● **The problem**
Search the records below for the word "كتاب" and show every line where it occurs.

● **Input**
## START

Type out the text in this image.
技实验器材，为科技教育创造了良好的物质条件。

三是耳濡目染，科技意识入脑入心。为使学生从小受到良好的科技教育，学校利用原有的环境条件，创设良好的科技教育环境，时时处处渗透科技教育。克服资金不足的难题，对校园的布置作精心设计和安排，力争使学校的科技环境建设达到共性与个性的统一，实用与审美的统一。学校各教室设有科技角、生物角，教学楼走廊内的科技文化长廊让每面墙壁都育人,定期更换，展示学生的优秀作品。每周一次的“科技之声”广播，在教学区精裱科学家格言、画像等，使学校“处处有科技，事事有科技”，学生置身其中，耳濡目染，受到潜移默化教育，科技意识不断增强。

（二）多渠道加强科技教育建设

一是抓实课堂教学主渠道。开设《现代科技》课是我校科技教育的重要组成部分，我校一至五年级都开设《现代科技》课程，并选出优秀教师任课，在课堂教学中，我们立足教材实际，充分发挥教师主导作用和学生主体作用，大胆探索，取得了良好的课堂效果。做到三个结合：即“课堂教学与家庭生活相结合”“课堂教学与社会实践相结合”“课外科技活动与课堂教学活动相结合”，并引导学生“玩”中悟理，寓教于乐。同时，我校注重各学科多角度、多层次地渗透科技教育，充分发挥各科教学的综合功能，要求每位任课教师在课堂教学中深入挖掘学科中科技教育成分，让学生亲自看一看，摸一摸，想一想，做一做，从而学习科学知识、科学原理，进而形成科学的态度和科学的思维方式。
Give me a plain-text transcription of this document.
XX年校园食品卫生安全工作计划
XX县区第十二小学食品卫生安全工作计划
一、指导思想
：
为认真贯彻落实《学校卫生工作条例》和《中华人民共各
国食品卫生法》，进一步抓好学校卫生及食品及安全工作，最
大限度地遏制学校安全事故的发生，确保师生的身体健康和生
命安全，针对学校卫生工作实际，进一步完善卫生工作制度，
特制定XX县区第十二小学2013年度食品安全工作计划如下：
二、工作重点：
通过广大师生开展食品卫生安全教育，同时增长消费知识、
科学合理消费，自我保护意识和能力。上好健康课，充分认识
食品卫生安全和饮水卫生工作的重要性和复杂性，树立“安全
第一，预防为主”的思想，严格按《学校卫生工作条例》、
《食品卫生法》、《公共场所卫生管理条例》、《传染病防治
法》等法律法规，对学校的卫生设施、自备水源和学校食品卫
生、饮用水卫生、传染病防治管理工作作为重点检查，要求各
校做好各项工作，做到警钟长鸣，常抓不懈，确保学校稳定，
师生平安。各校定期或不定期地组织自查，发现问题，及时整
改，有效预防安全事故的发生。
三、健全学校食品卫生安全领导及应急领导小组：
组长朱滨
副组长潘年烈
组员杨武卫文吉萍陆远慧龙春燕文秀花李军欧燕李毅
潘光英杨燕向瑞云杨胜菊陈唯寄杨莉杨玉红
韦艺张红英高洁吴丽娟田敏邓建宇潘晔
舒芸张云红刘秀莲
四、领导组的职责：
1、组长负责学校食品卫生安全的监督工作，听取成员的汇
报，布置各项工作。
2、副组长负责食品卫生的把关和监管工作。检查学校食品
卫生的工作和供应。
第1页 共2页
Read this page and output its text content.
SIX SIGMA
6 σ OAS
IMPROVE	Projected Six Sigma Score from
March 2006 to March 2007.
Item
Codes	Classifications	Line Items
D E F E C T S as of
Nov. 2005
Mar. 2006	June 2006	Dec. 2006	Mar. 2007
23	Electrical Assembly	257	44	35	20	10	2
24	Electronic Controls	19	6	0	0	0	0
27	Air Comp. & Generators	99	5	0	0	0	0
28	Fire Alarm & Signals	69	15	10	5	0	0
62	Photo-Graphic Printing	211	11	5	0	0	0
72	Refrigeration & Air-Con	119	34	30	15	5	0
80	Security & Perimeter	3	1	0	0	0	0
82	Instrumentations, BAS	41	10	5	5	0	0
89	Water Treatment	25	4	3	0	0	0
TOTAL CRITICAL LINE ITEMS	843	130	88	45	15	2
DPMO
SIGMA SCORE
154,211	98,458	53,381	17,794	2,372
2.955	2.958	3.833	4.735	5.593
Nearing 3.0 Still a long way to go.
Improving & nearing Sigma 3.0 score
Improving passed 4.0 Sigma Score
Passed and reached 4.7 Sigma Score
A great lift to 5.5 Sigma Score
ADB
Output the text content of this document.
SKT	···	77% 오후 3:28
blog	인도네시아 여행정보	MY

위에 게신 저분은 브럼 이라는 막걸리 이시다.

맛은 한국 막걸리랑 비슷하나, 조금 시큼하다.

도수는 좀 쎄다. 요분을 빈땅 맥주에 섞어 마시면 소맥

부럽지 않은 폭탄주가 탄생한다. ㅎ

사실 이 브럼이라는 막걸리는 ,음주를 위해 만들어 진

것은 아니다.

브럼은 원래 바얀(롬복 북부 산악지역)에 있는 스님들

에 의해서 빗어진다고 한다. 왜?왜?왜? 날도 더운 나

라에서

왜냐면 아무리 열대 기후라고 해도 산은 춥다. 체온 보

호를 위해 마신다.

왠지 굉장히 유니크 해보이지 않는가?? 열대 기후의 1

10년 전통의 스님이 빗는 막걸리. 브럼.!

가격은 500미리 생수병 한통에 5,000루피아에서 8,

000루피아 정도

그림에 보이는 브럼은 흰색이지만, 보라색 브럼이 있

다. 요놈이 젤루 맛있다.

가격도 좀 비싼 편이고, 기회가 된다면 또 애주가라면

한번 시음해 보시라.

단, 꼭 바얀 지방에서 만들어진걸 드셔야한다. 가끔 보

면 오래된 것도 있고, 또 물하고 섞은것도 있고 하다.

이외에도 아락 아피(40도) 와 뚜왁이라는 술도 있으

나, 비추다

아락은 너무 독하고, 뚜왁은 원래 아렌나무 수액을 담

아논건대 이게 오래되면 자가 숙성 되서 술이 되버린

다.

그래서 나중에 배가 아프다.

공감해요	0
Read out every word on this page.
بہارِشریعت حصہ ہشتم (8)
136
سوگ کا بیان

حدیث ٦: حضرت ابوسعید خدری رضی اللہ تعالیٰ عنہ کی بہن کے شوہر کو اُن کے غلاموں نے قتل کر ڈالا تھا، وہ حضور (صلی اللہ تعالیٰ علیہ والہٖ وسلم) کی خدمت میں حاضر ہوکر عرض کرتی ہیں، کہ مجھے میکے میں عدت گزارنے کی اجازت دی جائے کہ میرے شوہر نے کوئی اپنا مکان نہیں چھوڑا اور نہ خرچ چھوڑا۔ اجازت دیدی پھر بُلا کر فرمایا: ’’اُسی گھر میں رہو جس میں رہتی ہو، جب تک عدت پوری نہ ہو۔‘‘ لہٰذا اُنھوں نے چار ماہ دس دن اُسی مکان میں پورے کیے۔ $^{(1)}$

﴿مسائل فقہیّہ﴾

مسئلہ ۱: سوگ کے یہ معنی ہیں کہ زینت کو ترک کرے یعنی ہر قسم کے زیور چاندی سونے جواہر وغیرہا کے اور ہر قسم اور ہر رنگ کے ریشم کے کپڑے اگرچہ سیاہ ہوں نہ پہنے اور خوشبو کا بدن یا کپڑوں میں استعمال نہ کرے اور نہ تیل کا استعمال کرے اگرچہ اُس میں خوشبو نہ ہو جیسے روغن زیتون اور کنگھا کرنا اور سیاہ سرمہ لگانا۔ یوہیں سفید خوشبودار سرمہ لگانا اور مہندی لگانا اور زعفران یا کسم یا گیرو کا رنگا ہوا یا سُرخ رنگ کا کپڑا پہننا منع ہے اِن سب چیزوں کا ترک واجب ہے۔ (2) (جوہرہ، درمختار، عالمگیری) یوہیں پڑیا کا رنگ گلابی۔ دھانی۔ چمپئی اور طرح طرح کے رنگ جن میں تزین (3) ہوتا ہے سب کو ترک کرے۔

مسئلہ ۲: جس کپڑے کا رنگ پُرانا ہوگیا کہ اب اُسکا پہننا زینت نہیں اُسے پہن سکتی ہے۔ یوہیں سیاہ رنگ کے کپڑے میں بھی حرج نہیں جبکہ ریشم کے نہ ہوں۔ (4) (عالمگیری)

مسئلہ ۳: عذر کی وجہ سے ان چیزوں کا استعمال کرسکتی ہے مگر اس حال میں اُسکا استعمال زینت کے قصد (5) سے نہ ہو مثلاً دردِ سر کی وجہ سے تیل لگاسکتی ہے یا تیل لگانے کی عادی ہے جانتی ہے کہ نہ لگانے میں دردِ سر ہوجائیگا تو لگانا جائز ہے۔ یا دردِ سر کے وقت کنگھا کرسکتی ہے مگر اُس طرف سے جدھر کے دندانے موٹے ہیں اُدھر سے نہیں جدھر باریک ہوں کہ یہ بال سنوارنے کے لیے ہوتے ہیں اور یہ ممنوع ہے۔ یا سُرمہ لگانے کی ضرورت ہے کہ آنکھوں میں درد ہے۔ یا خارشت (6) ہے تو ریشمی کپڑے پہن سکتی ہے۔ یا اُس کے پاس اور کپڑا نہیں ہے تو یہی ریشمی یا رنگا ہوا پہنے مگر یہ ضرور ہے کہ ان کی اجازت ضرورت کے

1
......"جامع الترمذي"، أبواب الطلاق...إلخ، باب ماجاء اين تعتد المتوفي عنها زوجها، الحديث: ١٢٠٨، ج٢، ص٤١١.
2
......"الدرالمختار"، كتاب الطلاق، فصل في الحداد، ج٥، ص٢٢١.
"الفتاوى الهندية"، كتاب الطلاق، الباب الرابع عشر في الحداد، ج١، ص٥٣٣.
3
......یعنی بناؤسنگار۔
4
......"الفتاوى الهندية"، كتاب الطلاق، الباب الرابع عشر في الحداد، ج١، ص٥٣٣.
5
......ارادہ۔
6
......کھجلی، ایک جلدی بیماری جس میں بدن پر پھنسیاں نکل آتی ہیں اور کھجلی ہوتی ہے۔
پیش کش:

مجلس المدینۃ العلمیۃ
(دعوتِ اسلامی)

## END

● **Response to the exercise**
......"الدرالمختار"، كتاب الطلاق، فصل في الحداد، ج٥، ص٢٢١.
"الفتاوى الهندية"، كتاب الطلاق، الباب الرابع عشر في الحداد، ج١، ص٥٣٣.
......"الفتاوى الهندية"، كتاب الطلاق، الباب الرابع عشر في الحداد، ج١، ص٥٣٣.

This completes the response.